[Start]
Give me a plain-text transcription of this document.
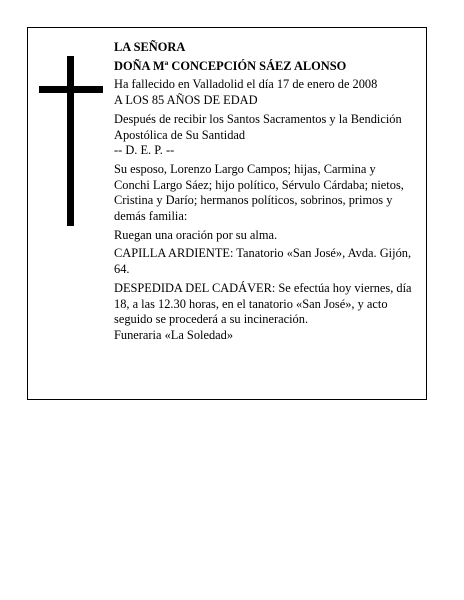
LA SEÑORA

DOÑA Mª CONCEPCIÓN SÁEZ ALONSO

Ha fallecido en Valladolid el día 17 de enero de 2008

A LOS 85 AÑOS DE EDAD

Después de recibir los Santos Sacramentos y la Bendición Apostólica de Su Santidad

-- D. E. P. --

Su esposo, Lorenzo Largo Campos; hijas, Carmina y Conchi Largo Sáez; hijo político, Sérvulo Cárdaba; nietos, Cristina y Darío; hermanos políticos, sobrinos, primos y demás familia:

Ruegan una oración por su alma.

CAPILLA ARDIENTE: Tanatorio «San José», Avda. Gijón, 64.

DESPEDIDA DEL CADÁVER: Se efectúa hoy viernes, día 18, a las 12.30 horas, en el tanatorio «San José», y acto seguido se procederá a su incineración.

Funeraria «La Soledad»
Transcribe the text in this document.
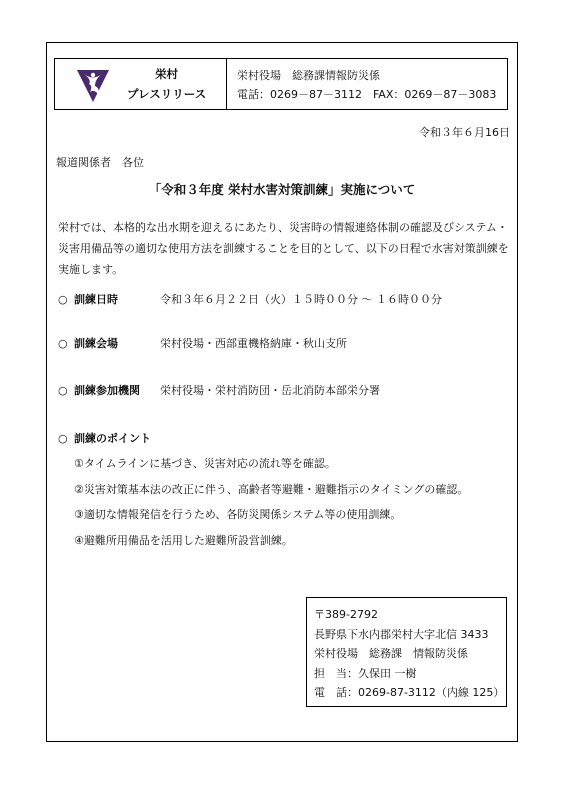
栄村
プレスリリース
栄村役場　総務課情報防災係
電話：0269－87－3112　FAX：0269－87－3083
令和３年６月16日
報道関係者　各位
「令和３年度 栄村水害対策訓練」実施について
栄村では、本格的な出水期を迎えるにあたり、災害時の情報連絡体制の確認及びシステム・
災害用備品等の適切な使用方法を訓練することを目的として、以下の日程で水害対策訓練を
実施します。
○ 訓練日時	令和３年６月２２日（火）１５時００分 ～ １６時００分
○ 訓練会場	栄村役場・西部重機格納庫・秋山支所
○ 訓練参加機関	栄村役場・栄村消防団・岳北消防本部栄分署
○ 訓練のポイント
①タイムラインに基づき、災害対応の流れ等を確認。
②災害対策基本法の改正に伴う、高齢者等避難・避難指示のタイミングの確認。
③適切な情報発信を行うため、各防災関係システム等の使用訓練。
④避難所用備品を活用した避難所設営訓練。
〒389-2792
長野県下水内郡栄村大字北信 3433
栄村役場　総務課　情報防災係
担　当：久保田 一樹
電　話：0269-87-3112（内線 125）
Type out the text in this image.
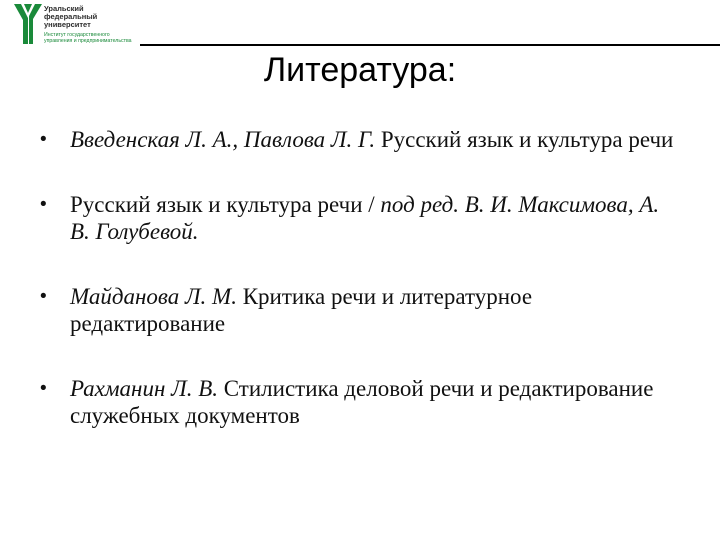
Уральский
федеральный
университет
Институт государственного
управления и предпринимательства
Литература:
• Введенская Л. А., Павлова Л. Г. Русский язык и культура речи
• Русский язык и культура речи / под ред. В. И. Максимова, А. В. Голубевой.
• Майданова Л. М. Критика речи и литературное редактирование
• Рахманин Л. В. Стилистика деловой речи и редактирование служебных документов
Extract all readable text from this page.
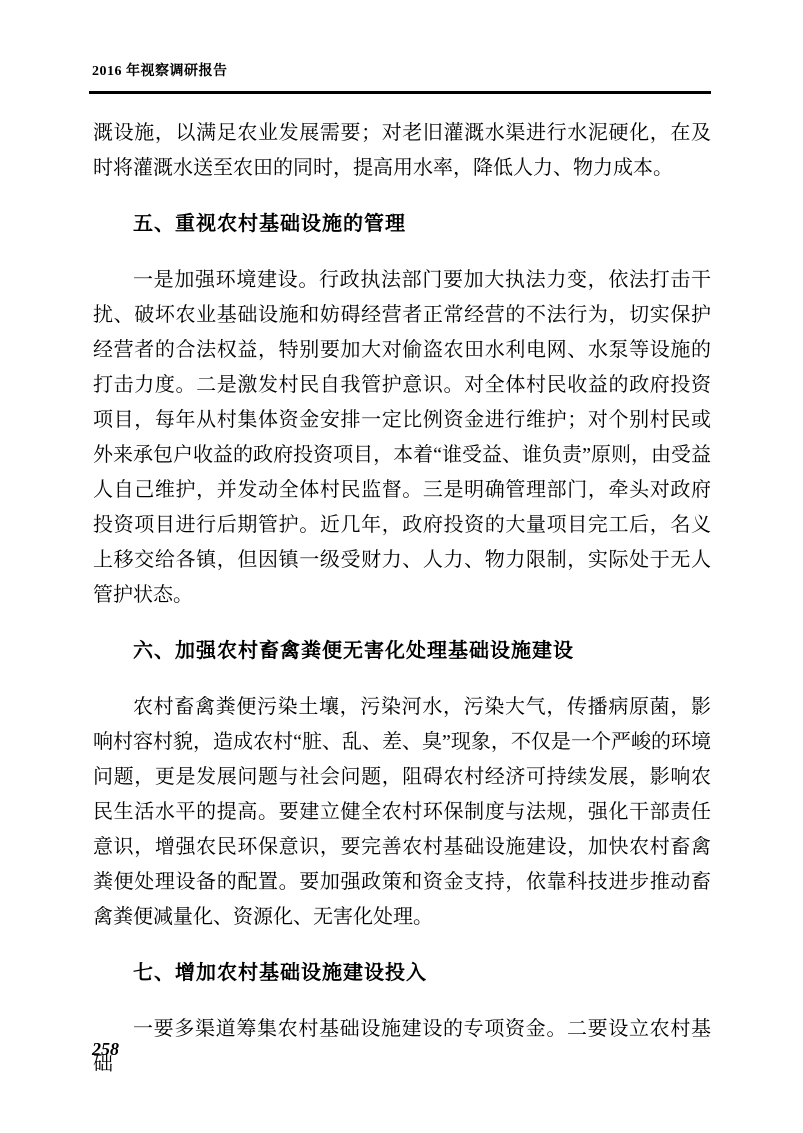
2016 年视察调研报告

溉设施，以满足农业发展需要；对老旧灌溉水渠进行水泥硬化，在及时将灌溉水送至农田的同时，提高用水率，降低人力、物力成本。

五、重视农村基础设施的管理

一是加强环境建设。行政执法部门要加大执法力变，依法打击干扰、破坏农业基础设施和妨碍经营者正常经营的不法行为，切实保护经营者的合法权益，特别要加大对偷盗农田水利电网、水泵等设施的打击力度。二是激发村民自我管护意识。对全体村民收益的政府投资项目，每年从村集体资金安排一定比例资金进行维护；对个别村民或外来承包户收益的政府投资项目，本着“谁受益、谁负责”原则，由受益人自己维护，并发动全体村民监督。三是明确管理部门，牵头对政府投资项目进行后期管护。近几年，政府投资的大量项目完工后，名义上移交给各镇，但因镇一级受财力、人力、物力限制，实际处于无人管护状态。

六、加强农村畜禽粪便无害化处理基础设施建设

农村畜禽粪便污染土壤，污染河水，污染大气，传播病原菌，影响村容村貌，造成农村“脏、乱、差、臭”现象，不仅是一个严峻的环境问题，更是发展问题与社会问题，阻碍农村经济可持续发展，影响农民生活水平的提高。要建立健全农村环保制度与法规，强化干部责任意识，增强农民环保意识，要完善农村基础设施建设，加快农村畜禽粪便处理设备的配置。要加强政策和资金支持，依靠科技进步推动畜禽粪便减量化、资源化、无害化处理。

七、增加农村基础设施建设投入

一要多渠道筹集农村基础设施建设的专项资金。二要设立农村基础

258
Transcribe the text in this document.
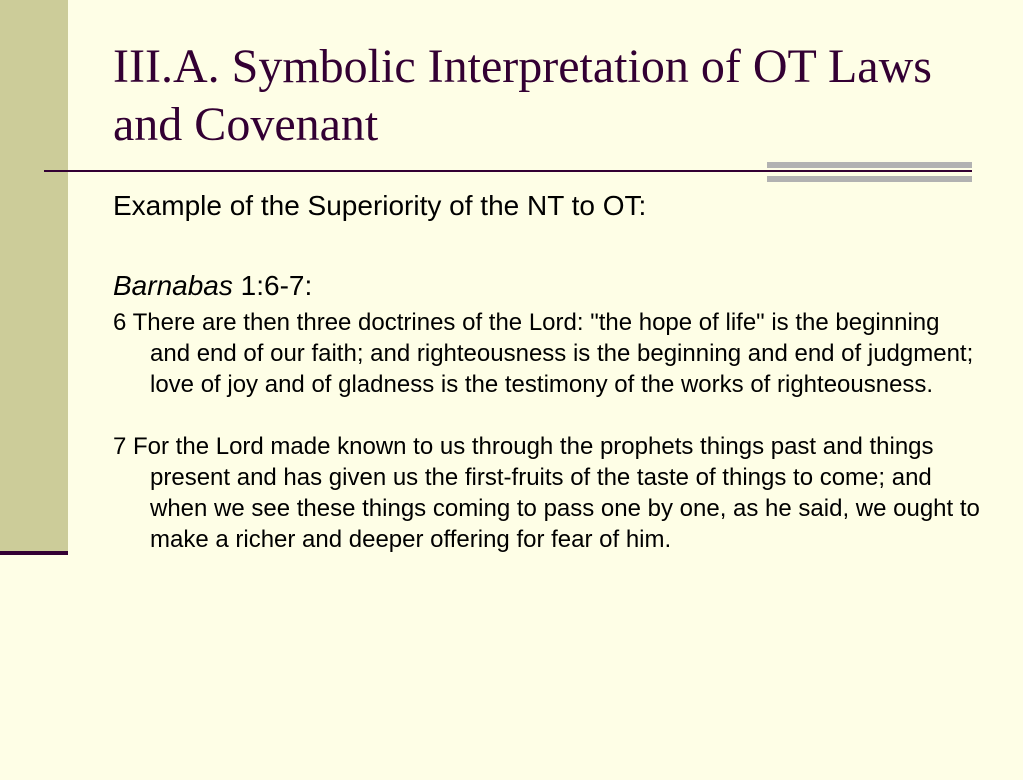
III.A. Symbolic Interpretation of OT Laws and Covenant

Example of the Superiority of the NT to OT:

Barnabas 1:6-7:

6 There are then three doctrines of the Lord: "the hope of life" is the beginning and end of our faith; and righteousness is the beginning and end of judgment; love of joy and of gladness is the testimony of the works of righteousness.

7 For the Lord made known to us through the prophets things past and things present and has given us the first-fruits of the taste of things to come; and when we see these things coming to pass one by one, as he said, we ought to make a richer and deeper offering for fear of him.
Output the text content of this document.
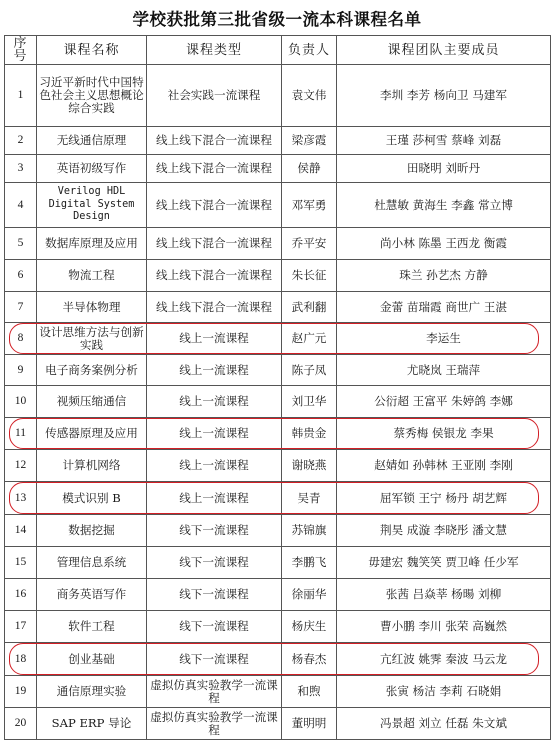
学校获批第三批省级一流本科课程名单
序号	课程名称	课程类型	负责人	课程团队主要成员
1	习近平新时代中国特色社会主义思想概论综合实践	社会实践一流课程	袁文伟	李圳 李芳 杨向卫 马建军
2	无线通信原理	线上线下混合一流课程	梁彦霞	王瑾 莎柯雪 蔡峰 刘磊
3	英语初级写作	线上线下混合一流课程	侯静	田晓明 刘昕丹
4	Verilog HDL Digital System Design	线上线下混合一流课程	邓军勇	杜慧敏 黄海生 李鑫 常立博
5	数据库原理及应用	线上线下混合一流课程	乔平安	尚小林 陈墨 王西龙 衡霞
6	物流工程	线上线下混合一流课程	朱长征	珠兰 孙艺杰 方静
7	半导体物理	线上线下混合一流课程	武利翻	金蕾 苗瑞霞 商世广 王湛
8	设计思维方法与创新实践	线上一流课程	赵广元	李运生
9	电子商务案例分析	线上一流课程	陈子凤	尤晓岚 王瑞萍
10	视频压缩通信	线上一流课程	刘卫华	公衍超 王富平 朱婷鸽 李娜
11	传感器原理及应用	线上一流课程	韩贵金	蔡秀梅 侯银龙 李果
12	计算机网络	线上一流课程	谢晓燕	赵婧如 孙韩林 王亚刚 李刚
13	模式识别 B	线上一流课程	吴青	屈军锁 王宁 杨丹 胡艺辉
14	数据挖掘	线下一流课程	苏锦旗	荆昊 成漩 李晓彤 潘文慧
15	管理信息系统	线下一流课程	李鹏飞	毋建宏 魏笑笑 贾卫峰 任少军
16	商务英语写作	线下一流课程	徐丽华	张茜 吕焱莘 杨暘 刘柳
17	软件工程	线下一流课程	杨庆生	曹小鹏 李川 张荣 高巍然
18	创业基础	线下一流课程	杨春杰	亢红波 姚霁 秦波 马云龙
19	通信原理实验	虚拟仿真实验教学一流课程	和煦	张寅 杨洁 李莉 石晓娟
20	SAP ERP 导论	虚拟仿真实验教学一流课程	董明明	冯景超 刘立 任磊 朱文斌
[End]
What you should do:
Copy exactly, please, the lines that run from the line holding "Output the text content of this document." through the closing line of the material above, omitting every picture.

Answer to this exercise:
Output the text content of this document.
学校获批第三批省级一流本科课程名单
序号	课程名称	课程类型	负责人	课程团队主要成员
1	习近平新时代中国特色社会主义思想概论综合实践	社会实践一流课程	袁文伟	李圳 李芳 杨向卫 马建军
2	无线通信原理	线上线下混合一流课程	梁彦霞	王瑾 莎柯雪 蔡峰 刘磊
3	英语初级写作	线上线下混合一流课程	侯静	田晓明 刘昕丹
4	Verilog HDL Digital System Design	线上线下混合一流课程	邓军勇	杜慧敏 黄海生 李鑫 常立博
5	数据库原理及应用	线上线下混合一流课程	乔平安	尚小林 陈墨 王西龙 衡霞
6	物流工程	线上线下混合一流课程	朱长征	珠兰 孙艺杰 方静
7	半导体物理	线上线下混合一流课程	武利翻	金蕾 苗瑞霞 商世广 王湛
8	设计思维方法与创新实践	线上一流课程	赵广元	李运生
9	电子商务案例分析	线上一流课程	陈子凤	尤晓岚 王瑞萍
10	视频压缩通信	线上一流课程	刘卫华	公衍超 王富平 朱婷鸽 李娜
11	传感器原理及应用	线上一流课程	韩贵金	蔡秀梅 侯银龙 李果
12	计算机网络	线上一流课程	谢晓燕	赵婧如 孙韩林 王亚刚 李刚
13	模式识别 B	线上一流课程	吴青	屈军锁 王宁 杨丹 胡艺辉
14	数据挖掘	线下一流课程	苏锦旗	荆昊 成漩 李晓彤 潘文慧
15	管理信息系统	线下一流课程	李鹏飞	毋建宏 魏笑笑 贾卫峰 任少军
16	商务英语写作	线下一流课程	徐丽华	张茜 吕焱莘 杨暘 刘柳
17	软件工程	线下一流课程	杨庆生	曹小鹏 李川 张荣 高巍然
18	创业基础	线下一流课程	杨春杰	亢红波 姚霁 秦波 马云龙
19	通信原理实验	虚拟仿真实验教学一流课程	和煦	张寅 杨洁 李莉 石晓娟
20	SAP ERP 导论	虚拟仿真实验教学一流课程	董明明	冯景超 刘立 任磊 朱文斌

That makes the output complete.